EXERCISE GOAL
Print the records again, character for character.

MATERIAL FOR THE TASK
begin

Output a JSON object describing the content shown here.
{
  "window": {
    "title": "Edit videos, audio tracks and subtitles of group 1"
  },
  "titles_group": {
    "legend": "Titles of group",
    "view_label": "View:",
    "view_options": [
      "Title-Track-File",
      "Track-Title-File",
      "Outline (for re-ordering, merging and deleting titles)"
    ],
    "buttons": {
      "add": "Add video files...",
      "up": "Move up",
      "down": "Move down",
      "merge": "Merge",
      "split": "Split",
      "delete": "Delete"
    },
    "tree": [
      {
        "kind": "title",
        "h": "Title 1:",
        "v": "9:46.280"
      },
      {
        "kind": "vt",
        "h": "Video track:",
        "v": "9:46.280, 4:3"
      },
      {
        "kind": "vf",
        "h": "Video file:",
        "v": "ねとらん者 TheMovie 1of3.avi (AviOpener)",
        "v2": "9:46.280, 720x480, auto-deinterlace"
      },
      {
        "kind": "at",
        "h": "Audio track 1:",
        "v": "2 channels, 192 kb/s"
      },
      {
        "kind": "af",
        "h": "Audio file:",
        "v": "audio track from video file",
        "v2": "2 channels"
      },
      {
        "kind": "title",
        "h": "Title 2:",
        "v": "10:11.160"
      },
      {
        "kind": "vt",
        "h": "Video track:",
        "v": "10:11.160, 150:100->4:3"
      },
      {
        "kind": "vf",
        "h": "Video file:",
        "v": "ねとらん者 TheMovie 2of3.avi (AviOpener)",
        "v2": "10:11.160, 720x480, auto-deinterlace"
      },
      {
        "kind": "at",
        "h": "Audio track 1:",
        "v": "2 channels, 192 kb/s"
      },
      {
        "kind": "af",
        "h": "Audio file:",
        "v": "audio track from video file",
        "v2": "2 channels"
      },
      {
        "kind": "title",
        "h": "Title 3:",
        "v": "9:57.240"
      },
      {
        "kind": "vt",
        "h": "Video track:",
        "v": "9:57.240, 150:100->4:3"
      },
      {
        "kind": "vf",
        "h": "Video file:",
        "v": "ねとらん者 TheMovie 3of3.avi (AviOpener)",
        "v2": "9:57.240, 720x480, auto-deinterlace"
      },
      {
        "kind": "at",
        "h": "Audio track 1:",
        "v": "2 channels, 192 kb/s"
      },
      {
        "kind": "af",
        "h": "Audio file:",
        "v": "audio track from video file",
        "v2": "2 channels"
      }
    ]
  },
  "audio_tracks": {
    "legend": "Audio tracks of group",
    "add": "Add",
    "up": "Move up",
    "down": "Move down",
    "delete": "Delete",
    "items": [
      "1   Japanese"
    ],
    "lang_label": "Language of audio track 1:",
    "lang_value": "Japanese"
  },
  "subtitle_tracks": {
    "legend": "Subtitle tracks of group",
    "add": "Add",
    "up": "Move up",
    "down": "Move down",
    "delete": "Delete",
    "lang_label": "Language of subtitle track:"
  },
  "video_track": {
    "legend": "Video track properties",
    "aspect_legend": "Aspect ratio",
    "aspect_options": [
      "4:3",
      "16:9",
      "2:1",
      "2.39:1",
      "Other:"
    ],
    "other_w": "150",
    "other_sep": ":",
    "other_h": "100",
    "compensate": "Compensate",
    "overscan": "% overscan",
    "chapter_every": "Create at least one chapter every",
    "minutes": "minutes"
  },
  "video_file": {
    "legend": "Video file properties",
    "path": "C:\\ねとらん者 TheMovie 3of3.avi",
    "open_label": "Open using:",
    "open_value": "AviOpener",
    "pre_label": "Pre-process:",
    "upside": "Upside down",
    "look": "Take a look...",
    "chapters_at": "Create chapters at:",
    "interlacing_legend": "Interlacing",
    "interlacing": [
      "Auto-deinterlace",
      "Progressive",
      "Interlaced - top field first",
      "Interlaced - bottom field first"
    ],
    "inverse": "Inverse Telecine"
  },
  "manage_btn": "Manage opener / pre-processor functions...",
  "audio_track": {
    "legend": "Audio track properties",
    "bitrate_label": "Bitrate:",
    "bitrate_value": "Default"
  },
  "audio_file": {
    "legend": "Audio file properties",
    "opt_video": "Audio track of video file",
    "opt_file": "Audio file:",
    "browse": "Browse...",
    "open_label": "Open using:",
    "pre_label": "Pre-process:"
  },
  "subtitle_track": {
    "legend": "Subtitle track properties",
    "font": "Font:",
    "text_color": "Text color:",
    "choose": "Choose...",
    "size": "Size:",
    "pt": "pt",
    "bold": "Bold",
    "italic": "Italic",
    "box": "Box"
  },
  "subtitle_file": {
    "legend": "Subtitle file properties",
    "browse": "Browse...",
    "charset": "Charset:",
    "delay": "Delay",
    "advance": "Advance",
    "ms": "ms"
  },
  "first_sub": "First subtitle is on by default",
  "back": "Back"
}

end

ANSWER TO THE EXERCISE
Output a JSON object describing the content shown here.
{
  "window": {
    "title": "Edit videos, audio tracks and subtitles of group 1"
  },
  "titles_group": {
    "legend": "Titles of group",
    "view_label": "View:",
    "view_options": [
      "Title-Track-File",
      "Track-Title-File",
      "Outline (for re-ordering, merging and deleting titles)"
    ],
    "buttons": {
      "add": "Add video files...",
      "up": "Move up",
      "down": "Move down",
      "merge": "Merge",
      "split": "Split",
      "delete": "Delete"
    },
    "tree": [
      {
        "kind": "title",
        "h": "Title 1:",
        "v": "9:46.280"
      },
      {
        "kind": "vt",
        "h": "Video track:",
        "v": "9:46.280, 4:3"
      },
      {
        "kind": "vf",
        "h": "Video file:",
        "v": "ねとらん者 TheMovie 1of3.avi (AviOpener)",
        "v2": "9:46.280, 720x480, auto-deinterlace"
      },
      {
        "kind": "at",
        "h": "Audio track 1:",
        "v": "2 channels, 192 kb/s"
      },
      {
        "kind": "af",
        "h": "Audio file:",
        "v": "audio track from video file",
        "v2": "2 channels"
      },
      {
        "kind": "title",
        "h": "Title 2:",
        "v": "10:11.160"
      },
      {
        "kind": "vt",
        "h": "Video track:",
        "v": "10:11.160, 150:100->4:3"
      },
      {
        "kind": "vf",
        "h": "Video file:",
        "v": "ねとらん者 TheMovie 2of3.avi (AviOpener)",
        "v2": "10:11.160, 720x480, auto-deinterlace"
      },
      {
        "kind": "at",
        "h": "Audio track 1:",
        "v": "2 channels, 192 kb/s"
      },
      {
        "kind": "af",
        "h": "Audio file:",
        "v": "audio track from video file",
        "v2": "2 channels"
      },
      {
        "kind": "title",
        "h": "Title 3:",
        "v": "9:57.240"
      },
      {
        "kind": "vt",
        "h": "Video track:",
        "v": "9:57.240, 150:100->4:3"
      },
      {
        "kind": "vf",
        "h": "Video file:",
        "v": "ねとらん者 TheMovie 3of3.avi (AviOpener)",
        "v2": "9:57.240, 720x480, auto-deinterlace"
      },
      {
        "kind": "at",
        "h": "Audio track 1:",
        "v": "2 channels, 192 kb/s"
      },
      {
        "kind": "af",
        "h": "Audio file:",
        "v": "audio track from video file",
        "v2": "2 channels"
      }
    ]
  },
  "audio_tracks": {
    "legend": "Audio tracks of group",
    "add": "Add",
    "up": "Move up",
    "down": "Move down",
    "delete": "Delete",
    "items": [
      "1   Japanese"
    ],
    "lang_label": "Language of audio track 1:",
    "lang_value": "Japanese"
  },
  "subtitle_tracks": {
    "legend": "Subtitle tracks of group",
    "add": "Add",
    "up": "Move up",
    "down": "Move down",
    "delete": "Delete",
    "lang_label": "Language of subtitle track:"
  },
  "video_track": {
    "legend": "Video track properties",
    "aspect_legend": "Aspect ratio",
    "aspect_options": [
      "4:3",
      "16:9",
      "2:1",
      "2.39:1",
      "Other:"
    ],
    "other_w": "150",
    "other_sep": ":",
    "other_h": "100",
    "compensate": "Compensate",
    "overscan": "% overscan",
    "chapter_every": "Create at least one chapter every",
    "minutes": "minutes"
  },
  "video_file": {
    "legend": "Video file properties",
    "path": "C:\\ねとらん者 TheMovie 3of3.avi",
    "open_label": "Open using:",
    "open_value": "AviOpener",
    "pre_label": "Pre-process:",
    "upside": "Upside down",
    "look": "Take a look...",
    "chapters_at": "Create chapters at:",
    "interlacing_legend": "Interlacing",
    "interlacing": [
      "Auto-deinterlace",
      "Progressive",
      "Interlaced - top field first",
      "Interlaced - bottom field first"
    ],
    "inverse": "Inverse Telecine"
  },
  "manage_btn": "Manage opener / pre-processor functions...",
  "audio_track": {
    "legend": "Audio track properties",
    "bitrate_label": "Bitrate:",
    "bitrate_value": "Default"
  },
  "audio_file": {
    "legend": "Audio file properties",
    "opt_video": "Audio track of video file",
    "opt_file": "Audio file:",
    "browse": "Browse...",
    "open_label": "Open using:",
    "pre_label": "Pre-process:"
  },
  "subtitle_track": {
    "legend": "Subtitle track properties",
    "font": "Font:",
    "text_color": "Text color:",
    "choose": "Choose...",
    "size": "Size:",
    "pt": "pt",
    "bold": "Bold",
    "italic": "Italic",
    "box": "Box"
  },
  "subtitle_file": {
    "legend": "Subtitle file properties",
    "browse": "Browse...",
    "charset": "Charset:",
    "delay": "Delay",
    "advance": "Advance",
    "ms": "ms"
  },
  "first_sub": "First subtitle is on by default",
  "back": "Back"
}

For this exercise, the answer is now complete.